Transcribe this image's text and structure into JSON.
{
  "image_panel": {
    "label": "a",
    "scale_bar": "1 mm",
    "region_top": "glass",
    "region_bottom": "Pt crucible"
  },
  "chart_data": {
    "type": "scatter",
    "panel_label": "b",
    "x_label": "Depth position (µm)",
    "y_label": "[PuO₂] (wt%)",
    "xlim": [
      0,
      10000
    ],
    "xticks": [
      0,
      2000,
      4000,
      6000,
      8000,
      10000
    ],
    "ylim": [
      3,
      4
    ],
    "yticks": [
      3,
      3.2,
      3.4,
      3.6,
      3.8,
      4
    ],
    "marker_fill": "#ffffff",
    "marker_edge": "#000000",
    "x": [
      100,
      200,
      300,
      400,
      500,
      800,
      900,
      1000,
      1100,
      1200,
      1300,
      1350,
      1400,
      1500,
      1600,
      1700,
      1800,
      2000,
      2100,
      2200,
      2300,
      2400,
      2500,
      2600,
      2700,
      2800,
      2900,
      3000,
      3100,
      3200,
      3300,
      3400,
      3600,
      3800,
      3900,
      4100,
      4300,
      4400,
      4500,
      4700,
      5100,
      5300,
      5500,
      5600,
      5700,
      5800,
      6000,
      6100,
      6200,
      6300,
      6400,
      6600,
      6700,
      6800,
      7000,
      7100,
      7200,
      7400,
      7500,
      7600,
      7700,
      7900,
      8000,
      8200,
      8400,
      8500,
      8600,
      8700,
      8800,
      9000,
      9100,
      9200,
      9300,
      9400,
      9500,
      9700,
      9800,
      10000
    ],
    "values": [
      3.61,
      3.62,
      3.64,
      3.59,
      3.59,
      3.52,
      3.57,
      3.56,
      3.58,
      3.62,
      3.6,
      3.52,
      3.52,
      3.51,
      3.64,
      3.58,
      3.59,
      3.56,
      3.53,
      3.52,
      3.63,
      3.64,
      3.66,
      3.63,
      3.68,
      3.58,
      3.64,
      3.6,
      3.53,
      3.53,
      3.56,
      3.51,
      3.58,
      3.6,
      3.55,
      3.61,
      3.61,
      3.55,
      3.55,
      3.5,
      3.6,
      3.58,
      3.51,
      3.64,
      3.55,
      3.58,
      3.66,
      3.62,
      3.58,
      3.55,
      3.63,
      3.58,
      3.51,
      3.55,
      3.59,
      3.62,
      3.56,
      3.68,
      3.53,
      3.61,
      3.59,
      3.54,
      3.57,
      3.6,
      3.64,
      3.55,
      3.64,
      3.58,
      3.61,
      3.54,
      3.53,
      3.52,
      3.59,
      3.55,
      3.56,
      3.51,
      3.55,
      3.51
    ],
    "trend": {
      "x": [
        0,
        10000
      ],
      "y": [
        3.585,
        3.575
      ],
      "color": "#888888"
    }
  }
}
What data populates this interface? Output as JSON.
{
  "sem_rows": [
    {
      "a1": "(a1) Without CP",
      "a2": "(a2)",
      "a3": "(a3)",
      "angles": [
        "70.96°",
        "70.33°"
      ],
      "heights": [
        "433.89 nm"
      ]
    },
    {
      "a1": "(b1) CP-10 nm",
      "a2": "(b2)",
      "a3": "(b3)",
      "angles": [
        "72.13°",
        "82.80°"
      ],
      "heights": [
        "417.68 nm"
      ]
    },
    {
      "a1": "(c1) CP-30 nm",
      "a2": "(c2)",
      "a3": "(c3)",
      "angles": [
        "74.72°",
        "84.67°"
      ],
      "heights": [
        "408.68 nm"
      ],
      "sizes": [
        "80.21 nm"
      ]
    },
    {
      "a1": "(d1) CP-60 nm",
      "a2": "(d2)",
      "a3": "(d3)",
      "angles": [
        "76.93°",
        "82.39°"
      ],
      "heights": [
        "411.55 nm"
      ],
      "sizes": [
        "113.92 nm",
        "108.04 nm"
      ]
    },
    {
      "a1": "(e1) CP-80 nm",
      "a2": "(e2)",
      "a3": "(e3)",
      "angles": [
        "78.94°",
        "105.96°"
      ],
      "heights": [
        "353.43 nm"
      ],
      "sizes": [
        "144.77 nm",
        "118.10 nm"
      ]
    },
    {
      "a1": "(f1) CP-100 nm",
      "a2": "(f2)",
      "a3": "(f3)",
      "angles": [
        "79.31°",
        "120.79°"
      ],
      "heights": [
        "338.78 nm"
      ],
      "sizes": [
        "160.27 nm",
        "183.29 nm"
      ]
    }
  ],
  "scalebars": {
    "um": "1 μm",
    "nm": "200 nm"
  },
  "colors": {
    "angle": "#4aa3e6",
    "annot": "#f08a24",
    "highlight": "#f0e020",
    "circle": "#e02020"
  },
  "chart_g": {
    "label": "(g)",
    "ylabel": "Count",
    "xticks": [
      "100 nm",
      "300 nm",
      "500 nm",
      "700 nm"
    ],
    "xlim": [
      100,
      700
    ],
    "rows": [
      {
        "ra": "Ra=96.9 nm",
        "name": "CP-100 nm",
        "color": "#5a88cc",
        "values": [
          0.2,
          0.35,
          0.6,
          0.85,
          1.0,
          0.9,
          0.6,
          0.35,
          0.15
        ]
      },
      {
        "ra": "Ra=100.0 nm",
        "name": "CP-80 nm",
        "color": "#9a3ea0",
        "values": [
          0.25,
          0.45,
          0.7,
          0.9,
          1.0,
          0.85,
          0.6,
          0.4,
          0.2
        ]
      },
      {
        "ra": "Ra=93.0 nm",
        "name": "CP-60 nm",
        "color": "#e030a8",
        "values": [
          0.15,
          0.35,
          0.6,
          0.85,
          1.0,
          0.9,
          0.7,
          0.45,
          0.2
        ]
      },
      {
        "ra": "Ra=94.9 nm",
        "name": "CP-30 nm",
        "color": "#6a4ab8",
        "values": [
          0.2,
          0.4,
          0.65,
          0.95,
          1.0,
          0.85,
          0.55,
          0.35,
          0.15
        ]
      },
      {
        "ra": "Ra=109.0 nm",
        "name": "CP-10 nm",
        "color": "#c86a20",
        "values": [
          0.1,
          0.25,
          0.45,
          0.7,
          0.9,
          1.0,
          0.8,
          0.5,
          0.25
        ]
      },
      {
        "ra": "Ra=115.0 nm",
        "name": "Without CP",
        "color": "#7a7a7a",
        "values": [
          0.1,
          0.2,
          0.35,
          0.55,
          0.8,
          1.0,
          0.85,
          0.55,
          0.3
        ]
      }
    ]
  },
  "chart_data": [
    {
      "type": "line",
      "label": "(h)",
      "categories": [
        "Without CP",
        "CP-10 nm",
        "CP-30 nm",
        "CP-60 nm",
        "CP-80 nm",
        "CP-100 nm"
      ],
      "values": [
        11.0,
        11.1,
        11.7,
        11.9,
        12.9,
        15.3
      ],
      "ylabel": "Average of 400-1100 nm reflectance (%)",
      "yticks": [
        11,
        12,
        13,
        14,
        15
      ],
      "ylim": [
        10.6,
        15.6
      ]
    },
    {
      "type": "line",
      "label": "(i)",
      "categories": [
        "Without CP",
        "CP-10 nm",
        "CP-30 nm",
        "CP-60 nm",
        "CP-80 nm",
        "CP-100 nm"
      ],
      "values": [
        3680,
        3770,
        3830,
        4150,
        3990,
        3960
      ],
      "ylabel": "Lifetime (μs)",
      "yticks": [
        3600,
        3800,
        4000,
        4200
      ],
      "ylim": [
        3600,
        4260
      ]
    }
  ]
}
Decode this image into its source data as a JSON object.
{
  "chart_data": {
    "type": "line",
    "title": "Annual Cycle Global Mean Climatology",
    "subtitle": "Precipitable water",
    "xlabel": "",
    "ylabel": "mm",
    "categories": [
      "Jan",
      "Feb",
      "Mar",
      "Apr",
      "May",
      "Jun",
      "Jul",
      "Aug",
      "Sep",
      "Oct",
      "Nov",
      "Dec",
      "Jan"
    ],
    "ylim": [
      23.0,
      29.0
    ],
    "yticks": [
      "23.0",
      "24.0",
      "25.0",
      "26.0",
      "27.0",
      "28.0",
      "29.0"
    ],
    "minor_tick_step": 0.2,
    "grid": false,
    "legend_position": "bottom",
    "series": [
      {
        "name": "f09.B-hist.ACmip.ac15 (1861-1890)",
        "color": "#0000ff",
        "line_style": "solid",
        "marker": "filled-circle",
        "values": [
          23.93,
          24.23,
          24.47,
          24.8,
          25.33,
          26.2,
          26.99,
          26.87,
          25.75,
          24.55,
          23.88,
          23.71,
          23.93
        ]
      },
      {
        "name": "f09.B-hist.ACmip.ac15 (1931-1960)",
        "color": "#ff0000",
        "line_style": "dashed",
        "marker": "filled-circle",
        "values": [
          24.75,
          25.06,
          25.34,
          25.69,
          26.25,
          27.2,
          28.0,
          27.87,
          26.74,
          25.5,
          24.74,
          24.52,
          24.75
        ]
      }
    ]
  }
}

> **Exercise instructions**:
Filter out every line that lacks the word "type", and copy the rest.

> **Complete answer**:
    "type": "scatter",
      "type": "line",
      "type": "line",
    "type": "line",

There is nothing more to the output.